▶ _WHAT THE TASK REQUIRES_
Omit every image, and transcribe the remaining entries exactly as given.

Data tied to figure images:
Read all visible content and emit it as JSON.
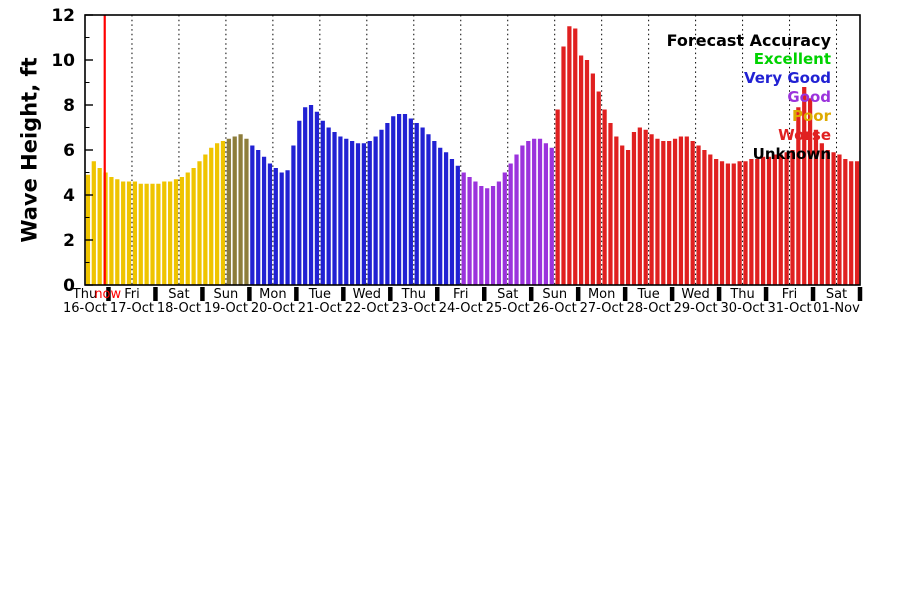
{
  "chart_data": {
    "type": "bar",
    "title": "",
    "ylabel": "Wave Height, ft",
    "xlabel": "",
    "ylim": [
      0,
      12
    ],
    "yticks": [
      0,
      2,
      4,
      6,
      8,
      10,
      12
    ],
    "grid": "vertical-dotted-daily",
    "bars_per_day": 8,
    "x_days": [
      {
        "day": "Thu",
        "date": "16-Oct"
      },
      {
        "day": "Fri",
        "date": "17-Oct"
      },
      {
        "day": "Sat",
        "date": "18-Oct"
      },
      {
        "day": "Sun",
        "date": "19-Oct"
      },
      {
        "day": "Mon",
        "date": "20-Oct"
      },
      {
        "day": "Tue",
        "date": "21-Oct"
      },
      {
        "day": "Wed",
        "date": "22-Oct"
      },
      {
        "day": "Thu",
        "date": "23-Oct"
      },
      {
        "day": "Fri",
        "date": "24-Oct"
      },
      {
        "day": "Sat",
        "date": "25-Oct"
      },
      {
        "day": "Sun",
        "date": "26-Oct"
      },
      {
        "day": "Mon",
        "date": "27-Oct"
      },
      {
        "day": "Tue",
        "date": "28-Oct"
      },
      {
        "day": "Wed",
        "date": "29-Oct"
      },
      {
        "day": "Thu",
        "date": "30-Oct"
      },
      {
        "day": "Fri",
        "date": "31-Oct"
      },
      {
        "day": "Sat",
        "date": "01-Nov"
      }
    ],
    "values": [
      4.9,
      5.5,
      5.2,
      5.0,
      4.8,
      4.7,
      4.6,
      4.6,
      4.6,
      4.5,
      4.5,
      4.5,
      4.5,
      4.6,
      4.6,
      4.7,
      4.8,
      5.0,
      5.2,
      5.5,
      5.8,
      6.1,
      6.3,
      6.4,
      6.5,
      6.6,
      6.7,
      6.5,
      6.2,
      6.0,
      5.7,
      5.4,
      5.2,
      5.0,
      5.1,
      6.2,
      7.3,
      7.9,
      8.0,
      7.7,
      7.3,
      7.0,
      6.8,
      6.6,
      6.5,
      6.4,
      6.3,
      6.3,
      6.4,
      6.6,
      6.9,
      7.2,
      7.5,
      7.6,
      7.6,
      7.4,
      7.2,
      7.0,
      6.7,
      6.4,
      6.1,
      5.9,
      5.6,
      5.3,
      5.0,
      4.8,
      4.6,
      4.4,
      4.3,
      4.4,
      4.6,
      5.0,
      5.4,
      5.8,
      6.2,
      6.4,
      6.5,
      6.5,
      6.3,
      6.1,
      7.8,
      10.6,
      11.5,
      11.4,
      10.2,
      10.0,
      9.4,
      8.6,
      7.8,
      7.2,
      6.6,
      6.2,
      6.0,
      6.8,
      7.0,
      6.9,
      6.7,
      6.5,
      6.4,
      6.4,
      6.5,
      6.6,
      6.6,
      6.4,
      6.2,
      6.0,
      5.8,
      5.6,
      5.5,
      5.4,
      5.4,
      5.5,
      5.5,
      5.6,
      5.6,
      5.7,
      5.7,
      5.8,
      5.8,
      5.9,
      6.0,
      7.9,
      8.8,
      8.3,
      6.9,
      6.3,
      6.0,
      5.9,
      5.8,
      5.6,
      5.5,
      5.5
    ],
    "color_segments": [
      {
        "accuracy": "Poor",
        "color": "#EFC400",
        "from": 0,
        "to": 23
      },
      {
        "accuracy": "transition",
        "color": "#8D7D3C",
        "from": 24,
        "to": 27
      },
      {
        "accuracy": "Very Good",
        "color": "#2121D3",
        "from": 28,
        "to": 63
      },
      {
        "accuracy": "Good",
        "color": "#9B33DC",
        "from": 64,
        "to": 79
      },
      {
        "accuracy": "Worse",
        "color": "#E02020",
        "from": 80,
        "to": 131
      }
    ],
    "now": {
      "label": "now",
      "day_index": 0,
      "day_fraction": 0.42,
      "color": "#FF0000"
    },
    "legend": {
      "title": "Forecast Accuracy",
      "items": [
        {
          "label": "Excellent",
          "color": "#00D200"
        },
        {
          "label": "Very Good",
          "color": "#2121D3"
        },
        {
          "label": "Good",
          "color": "#9B33DC"
        },
        {
          "label": "Poor",
          "color": "#DDAA00"
        },
        {
          "label": "Worse",
          "color": "#E02020"
        },
        {
          "label": "Unknown",
          "color": "#000000"
        }
      ]
    },
    "axis_color": "#000000"
  }
}
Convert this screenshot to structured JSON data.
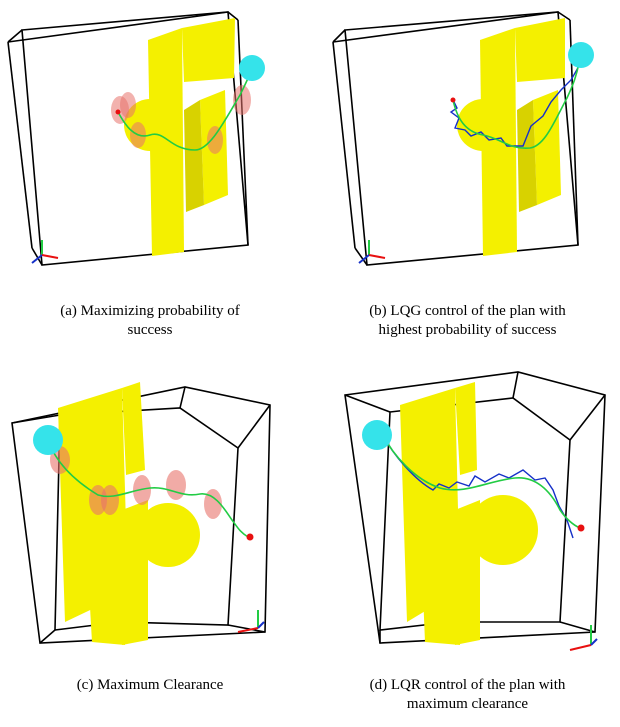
{
  "panels": [
    {
      "id": "a",
      "caption_line1": "(a) Maximizing probability of",
      "caption_line2": "success"
    },
    {
      "id": "b",
      "caption_line1": "(b) LQG control of the plan with",
      "caption_line2": "highest probability of success"
    },
    {
      "id": "c",
      "caption_line1": "(c) Maximum Clearance",
      "caption_line2": ""
    },
    {
      "id": "d",
      "caption_line1": "(d) LQR control of the plan with",
      "caption_line2": "maximum clearance"
    }
  ],
  "colors": {
    "obstacle": "#f4f000",
    "obstacle_shade": "#d8d200",
    "goal_sphere": "#35e3ea",
    "covariance_ellipse": "#e8736b",
    "planned_path": "#22cc44",
    "executed_path": "#1530c8",
    "start_point": "#e81010",
    "workspace_box": "#000000"
  }
}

▶ _RESPONSE TO THE EXERCISE_
Read all visible content and emit it as JSON.
{
  "chart_data": {
    "type": "bar",
    "title": "",
    "ylabel": "Wave Height, ft",
    "xlabel": "",
    "ylim": [
      0,
      12
    ],
    "yticks": [
      0,
      2,
      4,
      6,
      8,
      10,
      12
    ],
    "grid": "vertical-dotted-daily",
    "bars_per_day": 8,
    "x_days": [
      {
        "day": "Thu",
        "date": "16-Oct"
      },
      {
        "day": "Fri",
        "date": "17-Oct"
      },
      {
        "day": "Sat",
        "date": "18-Oct"
      },
      {
        "day": "Sun",
        "date": "19-Oct"
      },
      {
        "day": "Mon",
        "date": "20-Oct"
      },
      {
        "day": "Tue",
        "date": "21-Oct"
      },
      {
        "day": "Wed",
        "date": "22-Oct"
      },
      {
        "day": "Thu",
        "date": "23-Oct"
      },
      {
        "day": "Fri",
        "date": "24-Oct"
      },
      {
        "day": "Sat",
        "date": "25-Oct"
      },
      {
        "day": "Sun",
        "date": "26-Oct"
      },
      {
        "day": "Mon",
        "date": "27-Oct"
      },
      {
        "day": "Tue",
        "date": "28-Oct"
      },
      {
        "day": "Wed",
        "date": "29-Oct"
      },
      {
        "day": "Thu",
        "date": "30-Oct"
      },
      {
        "day": "Fri",
        "date": "31-Oct"
      },
      {
        "day": "Sat",
        "date": "01-Nov"
      }
    ],
    "values": [
      4.9,
      5.5,
      5.2,
      5.0,
      4.8,
      4.7,
      4.6,
      4.6,
      4.6,
      4.5,
      4.5,
      4.5,
      4.5,
      4.6,
      4.6,
      4.7,
      4.8,
      5.0,
      5.2,
      5.5,
      5.8,
      6.1,
      6.3,
      6.4,
      6.5,
      6.6,
      6.7,
      6.5,
      6.2,
      6.0,
      5.7,
      5.4,
      5.2,
      5.0,
      5.1,
      6.2,
      7.3,
      7.9,
      8.0,
      7.7,
      7.3,
      7.0,
      6.8,
      6.6,
      6.5,
      6.4,
      6.3,
      6.3,
      6.4,
      6.6,
      6.9,
      7.2,
      7.5,
      7.6,
      7.6,
      7.4,
      7.2,
      7.0,
      6.7,
      6.4,
      6.1,
      5.9,
      5.6,
      5.3,
      5.0,
      4.8,
      4.6,
      4.4,
      4.3,
      4.4,
      4.6,
      5.0,
      5.4,
      5.8,
      6.2,
      6.4,
      6.5,
      6.5,
      6.3,
      6.1,
      7.8,
      10.6,
      11.5,
      11.4,
      10.2,
      10.0,
      9.4,
      8.6,
      7.8,
      7.2,
      6.6,
      6.2,
      6.0,
      6.8,
      7.0,
      6.9,
      6.7,
      6.5,
      6.4,
      6.4,
      6.5,
      6.6,
      6.6,
      6.4,
      6.2,
      6.0,
      5.8,
      5.6,
      5.5,
      5.4,
      5.4,
      5.5,
      5.5,
      5.6,
      5.6,
      5.7,
      5.7,
      5.8,
      5.8,
      5.9,
      6.0,
      7.9,
      8.8,
      8.3,
      6.9,
      6.3,
      6.0,
      5.9,
      5.8,
      5.6,
      5.5,
      5.5
    ],
    "color_segments": [
      {
        "accuracy": "Poor",
        "color": "#EFC400",
        "from": 0,
        "to": 23
      },
      {
        "accuracy": "transition",
        "color": "#8D7D3C",
        "from": 24,
        "to": 27
      },
      {
        "accuracy": "Very Good",
        "color": "#2121D3",
        "from": 28,
        "to": 63
      },
      {
        "accuracy": "Good",
        "color": "#9B33DC",
        "from": 64,
        "to": 79
      },
      {
        "accuracy": "Worse",
        "color": "#E02020",
        "from": 80,
        "to": 131
      }
    ],
    "now": {
      "label": "now",
      "day_index": 0,
      "day_fraction": 0.42,
      "color": "#FF0000"
    },
    "legend": {
      "title": "Forecast Accuracy",
      "items": [
        {
          "label": "Excellent",
          "color": "#00D200"
        },
        {
          "label": "Very Good",
          "color": "#2121D3"
        },
        {
          "label": "Good",
          "color": "#9B33DC"
        },
        {
          "label": "Poor",
          "color": "#DDAA00"
        },
        {
          "label": "Worse",
          "color": "#E02020"
        },
        {
          "label": "Unknown",
          "color": "#000000"
        }
      ]
    },
    "axis_color": "#000000"
  }
}
Convert this screenshot to structured JSON data.
{
  "panels": [
    {
      "id": "a",
      "caption_line1": "(a) Maximizing probability of",
      "caption_line2": "success"
    },
    {
      "id": "b",
      "caption_line1": "(b) LQG control of the plan with",
      "caption_line2": "highest probability of success"
    },
    {
      "id": "c",
      "caption_line1": "(c) Maximum Clearance",
      "caption_line2": ""
    },
    {
      "id": "d",
      "caption_line1": "(d) LQR control of the plan with",
      "caption_line2": "maximum clearance"
    }
  ],
  "colors": {
    "obstacle": "#f4f000",
    "obstacle_shade": "#d8d200",
    "goal_sphere": "#35e3ea",
    "covariance_ellipse": "#e8736b",
    "planned_path": "#22cc44",
    "executed_path": "#1530c8",
    "start_point": "#e81010",
    "workspace_box": "#000000"
  }
}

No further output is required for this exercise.